Exercise description: Search the material below for the word "slope". Copy every line that has it.

***** Input material

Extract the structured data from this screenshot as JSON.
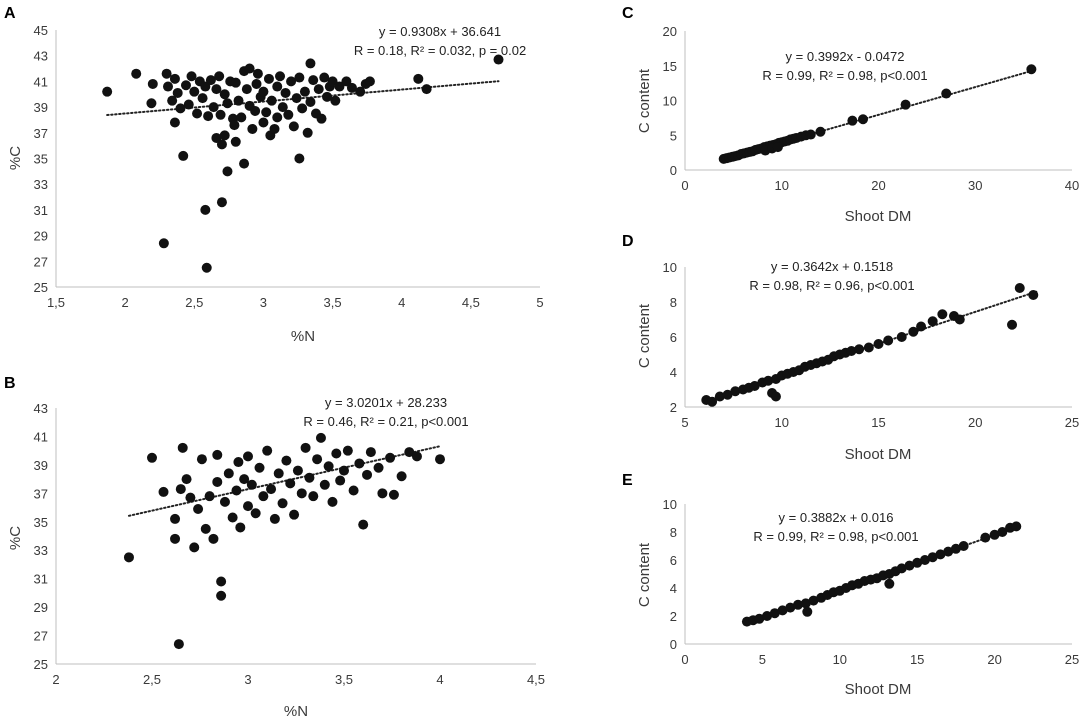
{
  "figure": {
    "marker_color": "#111111",
    "axis_color": "#bfbfbf",
    "trendline_color": "#222222"
  },
  "chart_data": [
    {
      "id": "A",
      "panel_label": "A",
      "type": "scatter",
      "xlabel": "%N",
      "ylabel": "%C",
      "xlim": [
        1.5,
        5
      ],
      "ylim": [
        25,
        45
      ],
      "xticks": [
        1.5,
        2,
        2.5,
        3,
        3.5,
        4,
        4.5,
        5
      ],
      "xtick_labels": [
        "1,5",
        "2",
        "2,5",
        "3",
        "3,5",
        "4",
        "4,5",
        "5"
      ],
      "yticks": [
        25,
        27,
        29,
        31,
        33,
        35,
        37,
        39,
        41,
        43,
        45
      ],
      "ytick_labels": [
        "25",
        "27",
        "29",
        "31",
        "33",
        "35",
        "37",
        "39",
        "41",
        "43",
        "45"
      ],
      "equation": "y = 0.9308x + 36.641",
      "stats": "R = 0.18, R² = 0.032, p = 0.02",
      "trend": {
        "slope": 0.9308,
        "intercept": 36.641,
        "x_range": [
          1.87,
          4.7
        ]
      },
      "points": [
        [
          1.87,
          40.2
        ],
        [
          2.08,
          41.6
        ],
        [
          2.2,
          40.8
        ],
        [
          2.19,
          39.3
        ],
        [
          2.28,
          28.4
        ],
        [
          2.3,
          41.6
        ],
        [
          2.31,
          40.6
        ],
        [
          2.34,
          39.5
        ],
        [
          2.36,
          41.2
        ],
        [
          2.38,
          40.1
        ],
        [
          2.36,
          37.8
        ],
        [
          2.4,
          38.9
        ],
        [
          2.42,
          35.2
        ],
        [
          2.44,
          40.7
        ],
        [
          2.46,
          39.2
        ],
        [
          2.48,
          41.4
        ],
        [
          2.5,
          40.2
        ],
        [
          2.52,
          38.5
        ],
        [
          2.54,
          41.0
        ],
        [
          2.56,
          39.7
        ],
        [
          2.58,
          40.6
        ],
        [
          2.58,
          31.0
        ],
        [
          2.59,
          26.5
        ],
        [
          2.6,
          38.3
        ],
        [
          2.62,
          41.1
        ],
        [
          2.64,
          39.0
        ],
        [
          2.66,
          36.6
        ],
        [
          2.66,
          40.4
        ],
        [
          2.68,
          41.4
        ],
        [
          2.69,
          38.4
        ],
        [
          2.7,
          31.6
        ],
        [
          2.7,
          36.1
        ],
        [
          2.72,
          36.8
        ],
        [
          2.72,
          40.0
        ],
        [
          2.74,
          34.0
        ],
        [
          2.74,
          39.3
        ],
        [
          2.76,
          41.0
        ],
        [
          2.78,
          38.1
        ],
        [
          2.79,
          37.6
        ],
        [
          2.8,
          36.3
        ],
        [
          2.8,
          40.9
        ],
        [
          2.82,
          39.5
        ],
        [
          2.84,
          38.2
        ],
        [
          2.86,
          41.8
        ],
        [
          2.86,
          34.6
        ],
        [
          2.88,
          40.4
        ],
        [
          2.9,
          39.1
        ],
        [
          2.9,
          42.0
        ],
        [
          2.92,
          37.3
        ],
        [
          2.94,
          38.7
        ],
        [
          2.95,
          40.8
        ],
        [
          2.96,
          41.6
        ],
        [
          2.98,
          39.8
        ],
        [
          3.0,
          37.8
        ],
        [
          3.0,
          40.2
        ],
        [
          3.02,
          38.6
        ],
        [
          3.04,
          41.2
        ],
        [
          3.05,
          36.8
        ],
        [
          3.06,
          39.5
        ],
        [
          3.08,
          37.3
        ],
        [
          3.1,
          40.6
        ],
        [
          3.1,
          38.2
        ],
        [
          3.12,
          41.4
        ],
        [
          3.14,
          39.0
        ],
        [
          3.16,
          40.1
        ],
        [
          3.18,
          38.4
        ],
        [
          3.2,
          41.0
        ],
        [
          3.22,
          37.5
        ],
        [
          3.24,
          39.7
        ],
        [
          3.26,
          35.0
        ],
        [
          3.26,
          41.3
        ],
        [
          3.28,
          38.9
        ],
        [
          3.3,
          40.2
        ],
        [
          3.32,
          37.0
        ],
        [
          3.34,
          39.4
        ],
        [
          3.34,
          42.4
        ],
        [
          3.36,
          41.1
        ],
        [
          3.38,
          38.5
        ],
        [
          3.4,
          40.4
        ],
        [
          3.42,
          38.1
        ],
        [
          3.44,
          41.3
        ],
        [
          3.46,
          39.8
        ],
        [
          3.48,
          40.6
        ],
        [
          3.5,
          41.0
        ],
        [
          3.52,
          39.5
        ],
        [
          3.55,
          40.6
        ],
        [
          3.6,
          41.0
        ],
        [
          3.64,
          40.5
        ],
        [
          3.7,
          40.2
        ],
        [
          3.74,
          40.8
        ],
        [
          3.77,
          41.0
        ],
        [
          4.12,
          41.2
        ],
        [
          4.18,
          40.4
        ],
        [
          4.7,
          42.7
        ]
      ]
    },
    {
      "id": "B",
      "panel_label": "B",
      "type": "scatter",
      "xlabel": "%N",
      "ylabel": "%C",
      "xlim": [
        2,
        4.5
      ],
      "ylim": [
        25,
        43
      ],
      "xticks": [
        2,
        2.5,
        3,
        3.5,
        4,
        4.5
      ],
      "xtick_labels": [
        "2",
        "2,5",
        "3",
        "3,5",
        "4",
        "4,5"
      ],
      "yticks": [
        25,
        27,
        29,
        31,
        33,
        35,
        37,
        39,
        41,
        43
      ],
      "ytick_labels": [
        "25",
        "27",
        "29",
        "31",
        "33",
        "35",
        "37",
        "39",
        "41",
        "43"
      ],
      "equation": "y = 3.0201x + 28.233",
      "stats": "R = 0.46, R² = 0.21, p<0.001",
      "trend": {
        "slope": 3.0201,
        "intercept": 28.233,
        "x_range": [
          2.38,
          4.0
        ]
      },
      "points": [
        [
          2.38,
          32.5
        ],
        [
          2.5,
          39.5
        ],
        [
          2.56,
          37.1
        ],
        [
          2.62,
          35.2
        ],
        [
          2.62,
          33.8
        ],
        [
          2.64,
          26.4
        ],
        [
          2.65,
          37.3
        ],
        [
          2.66,
          40.2
        ],
        [
          2.68,
          38.0
        ],
        [
          2.7,
          36.7
        ],
        [
          2.72,
          33.2
        ],
        [
          2.74,
          35.9
        ],
        [
          2.76,
          39.4
        ],
        [
          2.78,
          34.5
        ],
        [
          2.8,
          36.8
        ],
        [
          2.82,
          33.8
        ],
        [
          2.84,
          37.8
        ],
        [
          2.84,
          39.7
        ],
        [
          2.86,
          29.8
        ],
        [
          2.86,
          30.8
        ],
        [
          2.88,
          36.4
        ],
        [
          2.9,
          38.4
        ],
        [
          2.92,
          35.3
        ],
        [
          2.94,
          37.2
        ],
        [
          2.95,
          39.2
        ],
        [
          2.96,
          34.6
        ],
        [
          2.98,
          38.0
        ],
        [
          3.0,
          36.1
        ],
        [
          3.0,
          39.6
        ],
        [
          3.02,
          37.6
        ],
        [
          3.04,
          35.6
        ],
        [
          3.06,
          38.8
        ],
        [
          3.08,
          36.8
        ],
        [
          3.1,
          40.0
        ],
        [
          3.12,
          37.3
        ],
        [
          3.14,
          35.2
        ],
        [
          3.16,
          38.4
        ],
        [
          3.18,
          36.3
        ],
        [
          3.2,
          39.3
        ],
        [
          3.22,
          37.7
        ],
        [
          3.24,
          35.5
        ],
        [
          3.26,
          38.6
        ],
        [
          3.28,
          37.0
        ],
        [
          3.3,
          40.2
        ],
        [
          3.32,
          38.1
        ],
        [
          3.34,
          36.8
        ],
        [
          3.36,
          39.4
        ],
        [
          3.38,
          40.9
        ],
        [
          3.4,
          37.6
        ],
        [
          3.42,
          38.9
        ],
        [
          3.44,
          36.4
        ],
        [
          3.46,
          39.8
        ],
        [
          3.48,
          37.9
        ],
        [
          3.5,
          38.6
        ],
        [
          3.52,
          40.0
        ],
        [
          3.55,
          37.2
        ],
        [
          3.58,
          39.1
        ],
        [
          3.6,
          34.8
        ],
        [
          3.62,
          38.3
        ],
        [
          3.64,
          39.9
        ],
        [
          3.68,
          38.8
        ],
        [
          3.7,
          37.0
        ],
        [
          3.74,
          39.5
        ],
        [
          3.76,
          36.9
        ],
        [
          3.8,
          38.2
        ],
        [
          3.84,
          39.9
        ],
        [
          3.88,
          39.6
        ],
        [
          4.0,
          39.4
        ]
      ]
    },
    {
      "id": "C",
      "panel_label": "C",
      "type": "scatter",
      "xlabel": "Shoot DM",
      "ylabel": "C content",
      "xlim": [
        0,
        40
      ],
      "ylim": [
        0,
        20
      ],
      "xticks": [
        0,
        10,
        20,
        30,
        40
      ],
      "xtick_labels": [
        "0",
        "10",
        "20",
        "30",
        "40"
      ],
      "yticks": [
        0,
        5,
        10,
        15,
        20
      ],
      "ytick_labels": [
        "0",
        "5",
        "10",
        "15",
        "20"
      ],
      "equation": "y = 0.3992x - 0.0472",
      "stats": "R = 0.99, R² = 0.98, p<0.001",
      "trend": {
        "slope": 0.3992,
        "intercept": -0.0472,
        "x_range": [
          4.0,
          36.0
        ]
      },
      "points": [
        [
          4.0,
          1.6
        ],
        [
          4.3,
          1.7
        ],
        [
          4.6,
          1.8
        ],
        [
          4.9,
          1.9
        ],
        [
          5.2,
          2.0
        ],
        [
          5.5,
          2.1
        ],
        [
          5.8,
          2.3
        ],
        [
          6.1,
          2.4
        ],
        [
          6.4,
          2.5
        ],
        [
          6.7,
          2.6
        ],
        [
          7.0,
          2.7
        ],
        [
          7.3,
          2.9
        ],
        [
          7.6,
          3.0
        ],
        [
          7.9,
          3.1
        ],
        [
          8.2,
          3.3
        ],
        [
          8.5,
          3.4
        ],
        [
          8.8,
          3.5
        ],
        [
          9.1,
          3.6
        ],
        [
          9.4,
          3.7
        ],
        [
          9.7,
          3.9
        ],
        [
          10.0,
          4.0
        ],
        [
          10.3,
          4.1
        ],
        [
          10.6,
          4.2
        ],
        [
          10.9,
          4.4
        ],
        [
          11.2,
          4.5
        ],
        [
          11.5,
          4.6
        ],
        [
          12.0,
          4.8
        ],
        [
          12.5,
          5.0
        ],
        [
          13.0,
          5.1
        ],
        [
          14.0,
          5.5
        ],
        [
          8.3,
          2.8
        ],
        [
          9.0,
          3.1
        ],
        [
          9.6,
          3.3
        ],
        [
          17.3,
          7.1
        ],
        [
          18.4,
          7.3
        ],
        [
          22.8,
          9.4
        ],
        [
          27.0,
          11.0
        ],
        [
          35.8,
          14.5
        ]
      ]
    },
    {
      "id": "D",
      "panel_label": "D",
      "type": "scatter",
      "xlabel": "Shoot DM",
      "ylabel": "C content",
      "xlim": [
        5,
        25
      ],
      "ylim": [
        2,
        10
      ],
      "xticks": [
        5,
        10,
        15,
        20,
        25
      ],
      "xtick_labels": [
        "5",
        "10",
        "15",
        "20",
        "25"
      ],
      "yticks": [
        2,
        4,
        6,
        8,
        10
      ],
      "ytick_labels": [
        "2",
        "4",
        "6",
        "8",
        "10"
      ],
      "equation": "y = 0.3642x + 0.1518",
      "stats": "R = 0.98, R² = 0.96, p<0.001",
      "trend": {
        "slope": 0.3642,
        "intercept": 0.1518,
        "x_range": [
          6.0,
          23.2
        ]
      },
      "points": [
        [
          6.1,
          2.4
        ],
        [
          6.4,
          2.3
        ],
        [
          6.8,
          2.6
        ],
        [
          7.2,
          2.7
        ],
        [
          7.6,
          2.9
        ],
        [
          8.0,
          3.0
        ],
        [
          8.3,
          3.1
        ],
        [
          8.6,
          3.2
        ],
        [
          9.0,
          3.4
        ],
        [
          9.3,
          3.5
        ],
        [
          9.5,
          2.8
        ],
        [
          9.7,
          3.6
        ],
        [
          9.7,
          2.6
        ],
        [
          10.0,
          3.8
        ],
        [
          10.3,
          3.9
        ],
        [
          10.6,
          4.0
        ],
        [
          10.9,
          4.1
        ],
        [
          11.2,
          4.3
        ],
        [
          11.5,
          4.4
        ],
        [
          11.8,
          4.5
        ],
        [
          12.1,
          4.6
        ],
        [
          12.4,
          4.7
        ],
        [
          12.7,
          4.9
        ],
        [
          13.0,
          5.0
        ],
        [
          13.3,
          5.1
        ],
        [
          13.6,
          5.2
        ],
        [
          14.0,
          5.3
        ],
        [
          14.5,
          5.4
        ],
        [
          15.0,
          5.6
        ],
        [
          15.5,
          5.8
        ],
        [
          16.2,
          6.0
        ],
        [
          16.8,
          6.3
        ],
        [
          17.2,
          6.6
        ],
        [
          17.8,
          6.9
        ],
        [
          18.3,
          7.3
        ],
        [
          18.9,
          7.2
        ],
        [
          19.2,
          7.0
        ],
        [
          21.9,
          6.7
        ],
        [
          22.3,
          8.8
        ],
        [
          23.0,
          8.4
        ]
      ]
    },
    {
      "id": "E",
      "panel_label": "E",
      "type": "scatter",
      "xlabel": "Shoot DM",
      "ylabel": "C content",
      "xlim": [
        0,
        25
      ],
      "ylim": [
        0,
        10
      ],
      "xticks": [
        0,
        5,
        10,
        15,
        20,
        25
      ],
      "xtick_labels": [
        "0",
        "5",
        "10",
        "15",
        "20",
        "25"
      ],
      "yticks": [
        0,
        2,
        4,
        6,
        8,
        10
      ],
      "ytick_labels": [
        "0",
        "2",
        "4",
        "6",
        "8",
        "10"
      ],
      "equation": "y = 0.3882x + 0.016",
      "stats": "R = 0.99, R² = 0.98, p<0.001",
      "trend": {
        "slope": 0.3882,
        "intercept": 0.016,
        "x_range": [
          4.0,
          21.5
        ]
      },
      "points": [
        [
          4.0,
          1.6
        ],
        [
          4.4,
          1.7
        ],
        [
          4.8,
          1.8
        ],
        [
          5.3,
          2.0
        ],
        [
          5.8,
          2.2
        ],
        [
          6.3,
          2.4
        ],
        [
          6.8,
          2.6
        ],
        [
          7.3,
          2.8
        ],
        [
          7.8,
          2.9
        ],
        [
          7.9,
          2.3
        ],
        [
          8.3,
          3.1
        ],
        [
          8.8,
          3.3
        ],
        [
          9.2,
          3.5
        ],
        [
          9.6,
          3.7
        ],
        [
          10.0,
          3.8
        ],
        [
          10.4,
          4.0
        ],
        [
          10.8,
          4.2
        ],
        [
          11.2,
          4.3
        ],
        [
          11.6,
          4.5
        ],
        [
          12.0,
          4.6
        ],
        [
          12.4,
          4.7
        ],
        [
          12.8,
          4.9
        ],
        [
          13.2,
          5.0
        ],
        [
          13.2,
          4.3
        ],
        [
          13.6,
          5.2
        ],
        [
          14.0,
          5.4
        ],
        [
          14.5,
          5.6
        ],
        [
          15.0,
          5.8
        ],
        [
          15.5,
          6.0
        ],
        [
          16.0,
          6.2
        ],
        [
          16.5,
          6.4
        ],
        [
          17.0,
          6.6
        ],
        [
          17.5,
          6.8
        ],
        [
          18.0,
          7.0
        ],
        [
          19.4,
          7.6
        ],
        [
          20.0,
          7.8
        ],
        [
          20.5,
          8.0
        ],
        [
          21.0,
          8.3
        ],
        [
          21.4,
          8.4
        ]
      ]
    }
  ]
}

**********

Task solution:
        "slope": 0.9308,
        "slope": 3.0201,
        "slope": 0.3992,
        "slope": 0.3642,
        "slope": 0.3882,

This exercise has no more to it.